**What you will do:** Which of the lines in the listing that follows hold "authorise"? Pull each one out.

*** Material to process ***

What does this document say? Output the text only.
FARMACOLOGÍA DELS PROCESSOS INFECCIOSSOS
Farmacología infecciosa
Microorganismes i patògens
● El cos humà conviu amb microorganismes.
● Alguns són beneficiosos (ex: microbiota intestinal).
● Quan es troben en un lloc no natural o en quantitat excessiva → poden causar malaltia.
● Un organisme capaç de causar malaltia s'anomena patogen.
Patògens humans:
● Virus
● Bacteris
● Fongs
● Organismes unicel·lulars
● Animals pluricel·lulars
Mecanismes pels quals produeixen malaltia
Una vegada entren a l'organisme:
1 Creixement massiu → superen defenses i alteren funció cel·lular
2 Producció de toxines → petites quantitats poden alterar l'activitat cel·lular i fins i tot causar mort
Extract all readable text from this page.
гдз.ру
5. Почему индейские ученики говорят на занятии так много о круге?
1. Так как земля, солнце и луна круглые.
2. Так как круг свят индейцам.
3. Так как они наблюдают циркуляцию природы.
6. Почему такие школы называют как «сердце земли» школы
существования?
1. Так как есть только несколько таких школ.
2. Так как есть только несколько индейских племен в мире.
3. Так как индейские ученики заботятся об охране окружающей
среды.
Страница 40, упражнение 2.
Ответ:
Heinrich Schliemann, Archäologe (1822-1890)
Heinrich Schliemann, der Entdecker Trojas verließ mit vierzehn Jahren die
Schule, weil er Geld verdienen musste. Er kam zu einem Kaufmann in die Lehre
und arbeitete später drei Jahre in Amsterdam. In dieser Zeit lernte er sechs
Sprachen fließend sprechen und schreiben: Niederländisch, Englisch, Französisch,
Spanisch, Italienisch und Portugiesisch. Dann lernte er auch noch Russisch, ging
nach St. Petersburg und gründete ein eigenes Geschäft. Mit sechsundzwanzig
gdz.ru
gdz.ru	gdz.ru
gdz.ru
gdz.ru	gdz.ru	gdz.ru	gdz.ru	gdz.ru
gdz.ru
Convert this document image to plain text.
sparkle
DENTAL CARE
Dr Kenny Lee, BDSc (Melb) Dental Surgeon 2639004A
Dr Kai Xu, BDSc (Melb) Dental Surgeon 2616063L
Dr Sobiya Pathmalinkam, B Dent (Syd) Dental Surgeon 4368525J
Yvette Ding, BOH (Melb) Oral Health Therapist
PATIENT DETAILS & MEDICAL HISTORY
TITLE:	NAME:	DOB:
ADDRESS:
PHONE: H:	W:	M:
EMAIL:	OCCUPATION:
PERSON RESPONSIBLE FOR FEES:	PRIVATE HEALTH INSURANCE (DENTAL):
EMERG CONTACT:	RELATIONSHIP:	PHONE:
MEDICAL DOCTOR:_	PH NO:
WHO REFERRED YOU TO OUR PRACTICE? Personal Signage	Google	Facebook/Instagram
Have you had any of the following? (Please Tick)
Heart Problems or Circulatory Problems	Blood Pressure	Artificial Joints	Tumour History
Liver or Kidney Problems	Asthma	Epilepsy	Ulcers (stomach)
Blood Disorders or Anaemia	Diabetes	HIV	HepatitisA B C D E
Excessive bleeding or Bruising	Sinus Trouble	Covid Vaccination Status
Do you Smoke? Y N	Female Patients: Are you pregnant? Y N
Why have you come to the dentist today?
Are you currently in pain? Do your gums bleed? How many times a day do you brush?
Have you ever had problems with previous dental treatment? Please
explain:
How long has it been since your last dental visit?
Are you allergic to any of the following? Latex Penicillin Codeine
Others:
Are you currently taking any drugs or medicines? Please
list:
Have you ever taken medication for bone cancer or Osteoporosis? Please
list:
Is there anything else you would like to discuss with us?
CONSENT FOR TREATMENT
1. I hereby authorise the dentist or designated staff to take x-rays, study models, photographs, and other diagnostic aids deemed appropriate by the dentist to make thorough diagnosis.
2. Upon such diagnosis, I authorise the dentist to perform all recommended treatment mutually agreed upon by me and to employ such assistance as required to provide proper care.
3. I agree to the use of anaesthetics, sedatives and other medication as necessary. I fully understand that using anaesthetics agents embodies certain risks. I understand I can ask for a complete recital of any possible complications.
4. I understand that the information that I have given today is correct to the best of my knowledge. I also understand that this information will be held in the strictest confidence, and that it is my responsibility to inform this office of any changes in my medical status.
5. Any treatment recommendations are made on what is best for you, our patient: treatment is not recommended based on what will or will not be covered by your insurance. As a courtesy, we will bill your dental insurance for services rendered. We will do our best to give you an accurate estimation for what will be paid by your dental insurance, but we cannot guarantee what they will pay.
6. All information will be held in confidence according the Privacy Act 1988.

*** End of Material to process ***

**Answer to this task:**
1. I hereby authorise the dentist or designated staff to take x-rays, study models, photographs, and other diagnostic aids deemed appropriate by the dentist to make thorough diagnosis.
2. Upon such diagnosis, I authorise the dentist to perform all recommended treatment mutually agreed upon by me and to employ such assistance as required to provide proper care.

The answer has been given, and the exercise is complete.